_Problem requirements_
Read the records below and copy each line that contains "Resume".

====== Material

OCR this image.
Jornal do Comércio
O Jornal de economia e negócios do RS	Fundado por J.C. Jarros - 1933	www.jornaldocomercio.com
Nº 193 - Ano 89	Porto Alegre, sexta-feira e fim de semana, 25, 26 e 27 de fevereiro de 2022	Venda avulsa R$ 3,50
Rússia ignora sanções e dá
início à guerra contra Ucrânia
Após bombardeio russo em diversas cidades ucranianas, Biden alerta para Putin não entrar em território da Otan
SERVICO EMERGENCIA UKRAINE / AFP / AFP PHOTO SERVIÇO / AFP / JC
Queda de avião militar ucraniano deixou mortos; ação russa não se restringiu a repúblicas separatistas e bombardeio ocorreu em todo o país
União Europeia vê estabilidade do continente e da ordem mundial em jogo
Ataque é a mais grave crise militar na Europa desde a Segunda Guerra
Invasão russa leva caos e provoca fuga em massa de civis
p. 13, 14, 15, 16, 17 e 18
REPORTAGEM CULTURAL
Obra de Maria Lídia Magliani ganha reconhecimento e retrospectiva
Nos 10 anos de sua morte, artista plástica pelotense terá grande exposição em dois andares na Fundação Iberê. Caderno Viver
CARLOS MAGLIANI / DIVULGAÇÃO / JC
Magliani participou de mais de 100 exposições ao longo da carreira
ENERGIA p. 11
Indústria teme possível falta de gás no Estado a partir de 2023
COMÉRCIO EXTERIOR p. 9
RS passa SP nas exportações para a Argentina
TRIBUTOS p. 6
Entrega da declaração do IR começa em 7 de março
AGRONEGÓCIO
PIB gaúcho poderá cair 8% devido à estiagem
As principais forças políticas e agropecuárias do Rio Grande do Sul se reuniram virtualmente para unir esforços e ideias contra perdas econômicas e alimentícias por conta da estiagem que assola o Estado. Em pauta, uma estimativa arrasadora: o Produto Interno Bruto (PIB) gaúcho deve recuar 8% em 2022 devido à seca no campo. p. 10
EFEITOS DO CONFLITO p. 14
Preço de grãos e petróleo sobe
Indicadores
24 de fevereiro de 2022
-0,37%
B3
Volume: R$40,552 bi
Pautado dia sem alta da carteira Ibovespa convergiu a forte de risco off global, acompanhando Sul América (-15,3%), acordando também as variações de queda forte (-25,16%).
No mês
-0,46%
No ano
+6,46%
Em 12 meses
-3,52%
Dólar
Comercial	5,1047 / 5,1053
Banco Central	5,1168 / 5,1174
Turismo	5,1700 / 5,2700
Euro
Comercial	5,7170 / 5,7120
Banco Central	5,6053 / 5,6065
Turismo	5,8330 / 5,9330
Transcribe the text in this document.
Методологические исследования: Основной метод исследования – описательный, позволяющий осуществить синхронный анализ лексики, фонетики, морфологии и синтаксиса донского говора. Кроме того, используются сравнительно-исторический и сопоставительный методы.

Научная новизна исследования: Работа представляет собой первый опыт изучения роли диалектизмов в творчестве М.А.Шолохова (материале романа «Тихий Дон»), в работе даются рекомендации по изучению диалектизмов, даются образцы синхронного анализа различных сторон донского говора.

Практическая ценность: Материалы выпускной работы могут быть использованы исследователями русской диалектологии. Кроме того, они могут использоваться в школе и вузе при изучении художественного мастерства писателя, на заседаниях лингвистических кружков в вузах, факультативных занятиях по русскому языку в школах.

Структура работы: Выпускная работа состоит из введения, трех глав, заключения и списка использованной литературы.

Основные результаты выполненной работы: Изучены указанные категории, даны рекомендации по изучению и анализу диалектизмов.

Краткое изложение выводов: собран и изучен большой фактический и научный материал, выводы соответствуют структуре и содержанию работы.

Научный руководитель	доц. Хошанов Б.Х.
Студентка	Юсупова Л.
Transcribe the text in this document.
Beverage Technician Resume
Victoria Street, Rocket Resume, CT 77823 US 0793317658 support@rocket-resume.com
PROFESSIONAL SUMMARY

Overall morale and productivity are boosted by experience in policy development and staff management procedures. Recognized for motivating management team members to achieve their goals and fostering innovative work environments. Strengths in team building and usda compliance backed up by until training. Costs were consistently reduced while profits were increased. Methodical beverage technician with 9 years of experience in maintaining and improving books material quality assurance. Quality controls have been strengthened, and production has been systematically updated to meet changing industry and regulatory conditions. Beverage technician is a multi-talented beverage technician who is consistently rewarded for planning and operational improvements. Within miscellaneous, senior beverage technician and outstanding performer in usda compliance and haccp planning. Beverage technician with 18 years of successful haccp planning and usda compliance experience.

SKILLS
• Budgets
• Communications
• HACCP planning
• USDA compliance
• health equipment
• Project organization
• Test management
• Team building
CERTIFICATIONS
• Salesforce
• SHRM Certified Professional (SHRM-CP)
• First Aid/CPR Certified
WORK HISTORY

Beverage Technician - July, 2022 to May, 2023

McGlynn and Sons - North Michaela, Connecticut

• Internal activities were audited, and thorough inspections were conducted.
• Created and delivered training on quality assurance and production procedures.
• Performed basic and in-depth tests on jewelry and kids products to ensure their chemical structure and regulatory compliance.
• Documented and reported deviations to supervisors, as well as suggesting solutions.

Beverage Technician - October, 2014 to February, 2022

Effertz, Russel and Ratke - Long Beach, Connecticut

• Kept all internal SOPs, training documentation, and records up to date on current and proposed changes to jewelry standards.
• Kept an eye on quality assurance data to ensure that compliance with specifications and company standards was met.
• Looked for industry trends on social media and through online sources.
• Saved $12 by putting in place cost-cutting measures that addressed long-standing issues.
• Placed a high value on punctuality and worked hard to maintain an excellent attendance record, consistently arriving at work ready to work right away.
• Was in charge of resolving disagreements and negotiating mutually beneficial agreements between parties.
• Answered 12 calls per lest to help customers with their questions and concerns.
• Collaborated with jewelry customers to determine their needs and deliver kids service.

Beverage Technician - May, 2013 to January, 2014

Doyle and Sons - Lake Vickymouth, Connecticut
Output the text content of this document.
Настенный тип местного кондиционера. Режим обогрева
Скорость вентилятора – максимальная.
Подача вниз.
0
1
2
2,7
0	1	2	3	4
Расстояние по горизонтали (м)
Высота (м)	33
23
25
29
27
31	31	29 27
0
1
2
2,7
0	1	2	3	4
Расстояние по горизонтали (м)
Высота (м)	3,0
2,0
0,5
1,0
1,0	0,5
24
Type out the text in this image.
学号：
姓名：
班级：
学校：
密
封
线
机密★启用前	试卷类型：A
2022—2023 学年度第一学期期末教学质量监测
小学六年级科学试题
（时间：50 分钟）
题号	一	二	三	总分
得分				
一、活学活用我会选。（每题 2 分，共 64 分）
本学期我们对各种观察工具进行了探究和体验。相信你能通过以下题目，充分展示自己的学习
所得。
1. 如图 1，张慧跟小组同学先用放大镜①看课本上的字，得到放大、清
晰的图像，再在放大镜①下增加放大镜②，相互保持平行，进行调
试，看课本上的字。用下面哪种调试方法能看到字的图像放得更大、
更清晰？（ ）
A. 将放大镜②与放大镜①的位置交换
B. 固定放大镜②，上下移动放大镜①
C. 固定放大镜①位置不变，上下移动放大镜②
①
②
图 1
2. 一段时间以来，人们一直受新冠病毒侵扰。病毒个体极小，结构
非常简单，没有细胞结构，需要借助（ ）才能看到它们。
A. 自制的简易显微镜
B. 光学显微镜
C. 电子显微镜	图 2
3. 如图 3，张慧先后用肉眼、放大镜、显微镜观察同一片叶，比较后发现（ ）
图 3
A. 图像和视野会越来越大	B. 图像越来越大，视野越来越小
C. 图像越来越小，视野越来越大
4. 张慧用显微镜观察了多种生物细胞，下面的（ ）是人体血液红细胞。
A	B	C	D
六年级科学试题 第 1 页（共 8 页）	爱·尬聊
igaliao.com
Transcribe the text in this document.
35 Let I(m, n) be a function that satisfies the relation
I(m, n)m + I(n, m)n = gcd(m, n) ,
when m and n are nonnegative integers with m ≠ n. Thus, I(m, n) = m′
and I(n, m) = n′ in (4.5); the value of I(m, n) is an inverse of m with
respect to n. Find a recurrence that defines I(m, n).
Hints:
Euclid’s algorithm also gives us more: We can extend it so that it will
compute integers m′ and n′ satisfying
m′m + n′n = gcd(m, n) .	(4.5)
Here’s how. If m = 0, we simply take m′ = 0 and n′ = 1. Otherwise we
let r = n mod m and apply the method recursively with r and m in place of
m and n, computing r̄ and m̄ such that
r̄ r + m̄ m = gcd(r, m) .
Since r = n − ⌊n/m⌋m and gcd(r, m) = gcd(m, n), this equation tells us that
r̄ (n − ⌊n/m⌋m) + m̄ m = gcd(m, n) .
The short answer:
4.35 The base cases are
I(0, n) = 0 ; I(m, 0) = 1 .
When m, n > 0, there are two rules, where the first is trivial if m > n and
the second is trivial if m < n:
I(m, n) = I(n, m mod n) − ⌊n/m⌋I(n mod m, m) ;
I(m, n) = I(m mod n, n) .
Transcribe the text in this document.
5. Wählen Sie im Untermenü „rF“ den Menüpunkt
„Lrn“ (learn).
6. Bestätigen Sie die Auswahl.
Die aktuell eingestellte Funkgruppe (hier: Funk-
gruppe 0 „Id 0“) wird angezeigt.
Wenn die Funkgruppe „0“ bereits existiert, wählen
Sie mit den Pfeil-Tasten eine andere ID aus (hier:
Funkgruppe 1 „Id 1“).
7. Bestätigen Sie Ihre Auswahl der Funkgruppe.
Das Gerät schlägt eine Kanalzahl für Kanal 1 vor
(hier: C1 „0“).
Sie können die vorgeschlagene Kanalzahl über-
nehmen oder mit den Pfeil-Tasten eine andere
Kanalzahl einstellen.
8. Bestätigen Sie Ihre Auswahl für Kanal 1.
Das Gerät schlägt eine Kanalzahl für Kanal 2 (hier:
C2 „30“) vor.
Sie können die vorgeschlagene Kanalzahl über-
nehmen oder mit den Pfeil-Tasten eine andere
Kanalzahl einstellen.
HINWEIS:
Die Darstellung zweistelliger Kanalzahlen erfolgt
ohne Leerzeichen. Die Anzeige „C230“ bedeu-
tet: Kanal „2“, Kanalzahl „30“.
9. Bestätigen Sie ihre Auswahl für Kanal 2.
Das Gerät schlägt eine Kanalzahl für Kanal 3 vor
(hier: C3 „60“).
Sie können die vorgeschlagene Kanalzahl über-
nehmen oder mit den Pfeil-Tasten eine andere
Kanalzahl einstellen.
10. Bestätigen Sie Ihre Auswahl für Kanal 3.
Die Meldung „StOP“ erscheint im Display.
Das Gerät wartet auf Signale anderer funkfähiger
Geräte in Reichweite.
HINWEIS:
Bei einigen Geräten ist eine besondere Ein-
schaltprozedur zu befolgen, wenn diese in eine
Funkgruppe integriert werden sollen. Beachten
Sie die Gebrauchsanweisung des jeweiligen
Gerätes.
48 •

============

_Response to the exercise_
Beverage Technician Resume
Victoria Street, Rocket Resume, CT 77823 US 0793317658 support@rocket-resume.com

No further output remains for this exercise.